*TRECHO DO TEXTO*:

########################################

Comecei a lecionar aos 18 anos de idade, substituindo minha tia, na disciplina
de português, em um colégio estadual na cidade de Trindade-GO, era janeiro de
2000, lembro-me que neste período estava muito ansiosa aguardando o resultado
do vestibular da Universidade Federal de Goiás (UFG), havia escolhido o curso de
Química, e em casa a ansiedade era dupla, pois meu pai que lecionara a disciplina
ao longo de toda a sua vida, também aguardava esperançoso o resultado do
vestibular para o mesmo curso, sim, havíamos optado pelo mesmo curso, e o mais
engraçado é que não sabíamos da escolha um do outro, só tendo conhecimento
após a inscrição preenchida. A minha escolha pelo curso de Química não foi
influenciada pela família, gostava da disciplina e tinha como pretensão inicial seguir
a carreira industrial ou aproveitar as disciplinas, para futuramente cursar farmácia.
Naquele momento não pensava em seguir a carreira da licenciatura, porém ao
começar a substituir minha tia, percebi que algo mudara dentro de mim, passei a ver
a profissão com outros olhos e me encantei com a mesma.
Fui aprovada no vestibular de Química juntamente com o meu pai, foi uma
alegria muito grande, e ao iniciar as aulas houve espanto de alguns colegas e
professores, afinal não era todo dia que se via nos corredores da universidade pai e
15
filha estudando na mesma turma. O tempo foi passando e à medida que transcorria,
a opção pela licenciatura mais se acentuava. Em 2001, assumi minha primeira sala
de aula no Colégio Aphonsiano na cidade de Trindade-GO, eram duas turmas de 5ª
série (6ºano) e a disciplina a ser ministrada era ciências, a partir daí, percebi que
não tinha mais jeito, adorava minha profissão e os planos anteriormente feitos
seriam alterados. No momento de escolher qual seria a modalidade a ser cursada,
licenciatura ou bacharelado, não tive a menor dúvida e escolhi licenciatura. Formei-
me em 2003, juntamente com o meu pai, uma alegria construída conjuntamente,
sendo ele meu principal incentivador.

########################################

*DESAFIO*:
Reescreva o relato sobre o início na docência começando em "Naquele momento não" e seguindo até "com a mesma.", trocando "com outros olhos" por "de outra maneira".

*DADOS FORNECIDOS*:
########################################

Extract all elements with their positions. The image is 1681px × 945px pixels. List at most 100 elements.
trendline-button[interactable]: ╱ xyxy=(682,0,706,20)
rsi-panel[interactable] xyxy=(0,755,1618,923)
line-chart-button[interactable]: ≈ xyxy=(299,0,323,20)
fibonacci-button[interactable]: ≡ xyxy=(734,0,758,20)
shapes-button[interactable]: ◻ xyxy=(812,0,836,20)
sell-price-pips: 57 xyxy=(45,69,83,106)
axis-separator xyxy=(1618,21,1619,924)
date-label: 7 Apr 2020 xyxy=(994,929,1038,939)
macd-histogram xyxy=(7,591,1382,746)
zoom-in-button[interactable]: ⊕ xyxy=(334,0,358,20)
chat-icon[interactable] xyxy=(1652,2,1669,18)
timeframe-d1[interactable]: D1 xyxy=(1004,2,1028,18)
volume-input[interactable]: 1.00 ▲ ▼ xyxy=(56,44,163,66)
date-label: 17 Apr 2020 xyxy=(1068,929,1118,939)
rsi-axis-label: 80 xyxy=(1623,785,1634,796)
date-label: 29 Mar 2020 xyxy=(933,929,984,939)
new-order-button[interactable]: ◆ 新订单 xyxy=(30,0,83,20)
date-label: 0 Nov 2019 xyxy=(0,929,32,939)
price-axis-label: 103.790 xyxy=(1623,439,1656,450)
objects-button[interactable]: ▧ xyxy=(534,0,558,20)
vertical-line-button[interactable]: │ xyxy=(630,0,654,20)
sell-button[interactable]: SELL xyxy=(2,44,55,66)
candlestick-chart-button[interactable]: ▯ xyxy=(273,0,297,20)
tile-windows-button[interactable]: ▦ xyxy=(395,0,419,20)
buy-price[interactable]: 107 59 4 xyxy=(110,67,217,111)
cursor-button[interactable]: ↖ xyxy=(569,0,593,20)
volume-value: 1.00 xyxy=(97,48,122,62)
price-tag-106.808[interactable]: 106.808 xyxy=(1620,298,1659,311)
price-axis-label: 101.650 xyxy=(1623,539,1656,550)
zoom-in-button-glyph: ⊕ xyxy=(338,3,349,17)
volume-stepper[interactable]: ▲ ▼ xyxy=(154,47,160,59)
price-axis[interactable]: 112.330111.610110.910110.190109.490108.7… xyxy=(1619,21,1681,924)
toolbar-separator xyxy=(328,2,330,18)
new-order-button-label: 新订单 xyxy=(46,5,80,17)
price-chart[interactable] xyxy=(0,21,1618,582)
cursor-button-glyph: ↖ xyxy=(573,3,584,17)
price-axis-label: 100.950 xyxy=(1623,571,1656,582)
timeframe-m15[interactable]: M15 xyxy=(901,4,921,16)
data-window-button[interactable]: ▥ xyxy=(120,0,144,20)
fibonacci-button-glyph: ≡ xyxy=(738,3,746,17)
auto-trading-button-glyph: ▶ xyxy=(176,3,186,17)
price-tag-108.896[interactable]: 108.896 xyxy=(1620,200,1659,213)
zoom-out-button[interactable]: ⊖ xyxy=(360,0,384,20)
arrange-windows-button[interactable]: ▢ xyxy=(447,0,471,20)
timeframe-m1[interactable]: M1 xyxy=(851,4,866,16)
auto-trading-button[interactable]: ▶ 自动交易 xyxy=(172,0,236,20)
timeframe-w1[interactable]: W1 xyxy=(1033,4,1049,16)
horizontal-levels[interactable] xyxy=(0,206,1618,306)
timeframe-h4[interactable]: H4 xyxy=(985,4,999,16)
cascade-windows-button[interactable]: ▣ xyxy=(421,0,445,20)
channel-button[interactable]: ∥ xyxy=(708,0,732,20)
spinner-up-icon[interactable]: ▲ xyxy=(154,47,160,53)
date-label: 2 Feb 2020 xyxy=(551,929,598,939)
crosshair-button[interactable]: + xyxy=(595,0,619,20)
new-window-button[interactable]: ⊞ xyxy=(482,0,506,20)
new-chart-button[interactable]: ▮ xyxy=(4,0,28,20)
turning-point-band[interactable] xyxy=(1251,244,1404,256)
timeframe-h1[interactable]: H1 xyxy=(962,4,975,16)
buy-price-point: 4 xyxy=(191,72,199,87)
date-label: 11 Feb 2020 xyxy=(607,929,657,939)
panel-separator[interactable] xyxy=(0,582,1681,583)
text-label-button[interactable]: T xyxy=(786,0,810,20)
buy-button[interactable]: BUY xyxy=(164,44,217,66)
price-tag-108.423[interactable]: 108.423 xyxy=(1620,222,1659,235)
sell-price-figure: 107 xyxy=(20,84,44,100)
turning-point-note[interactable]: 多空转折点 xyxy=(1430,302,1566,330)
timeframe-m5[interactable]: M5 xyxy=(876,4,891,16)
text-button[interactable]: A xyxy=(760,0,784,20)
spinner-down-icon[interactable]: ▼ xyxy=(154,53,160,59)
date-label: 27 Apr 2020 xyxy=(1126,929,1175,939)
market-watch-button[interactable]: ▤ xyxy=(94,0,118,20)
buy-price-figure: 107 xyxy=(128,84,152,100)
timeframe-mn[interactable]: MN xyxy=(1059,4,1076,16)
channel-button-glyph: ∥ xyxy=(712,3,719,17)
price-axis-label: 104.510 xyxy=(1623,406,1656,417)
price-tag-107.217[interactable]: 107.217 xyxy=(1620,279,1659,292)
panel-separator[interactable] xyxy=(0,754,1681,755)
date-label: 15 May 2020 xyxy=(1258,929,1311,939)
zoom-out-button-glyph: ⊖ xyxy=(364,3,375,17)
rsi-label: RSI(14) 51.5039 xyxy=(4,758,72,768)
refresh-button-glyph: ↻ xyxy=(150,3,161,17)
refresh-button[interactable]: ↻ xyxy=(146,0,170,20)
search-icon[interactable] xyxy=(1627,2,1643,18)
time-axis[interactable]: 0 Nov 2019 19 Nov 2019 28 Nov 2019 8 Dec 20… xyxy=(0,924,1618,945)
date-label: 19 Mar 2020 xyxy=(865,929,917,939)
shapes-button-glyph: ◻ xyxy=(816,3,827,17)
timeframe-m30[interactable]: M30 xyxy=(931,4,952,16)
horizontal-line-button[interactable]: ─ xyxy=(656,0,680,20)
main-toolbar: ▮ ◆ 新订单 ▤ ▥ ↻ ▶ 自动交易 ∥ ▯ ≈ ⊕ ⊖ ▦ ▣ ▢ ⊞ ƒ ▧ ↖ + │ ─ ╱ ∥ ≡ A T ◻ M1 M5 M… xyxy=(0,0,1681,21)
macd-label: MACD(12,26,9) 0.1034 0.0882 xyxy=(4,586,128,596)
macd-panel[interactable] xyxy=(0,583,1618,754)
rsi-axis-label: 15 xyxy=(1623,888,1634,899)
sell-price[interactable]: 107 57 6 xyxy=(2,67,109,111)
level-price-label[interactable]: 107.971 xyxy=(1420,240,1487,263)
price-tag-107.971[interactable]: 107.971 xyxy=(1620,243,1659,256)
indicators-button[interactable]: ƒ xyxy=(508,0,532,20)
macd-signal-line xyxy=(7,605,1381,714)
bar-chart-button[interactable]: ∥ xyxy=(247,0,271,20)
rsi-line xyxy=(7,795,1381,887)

########################################

*RESULTADO DA TAREFA*:
Naquele momento não pensava em seguir a carreira da licenciatura, porém ao
começar a substituir minha tia, percebi que algo mudara dentro de mim, passei a ver
a profissão de outra maneira e me encantei com a mesma.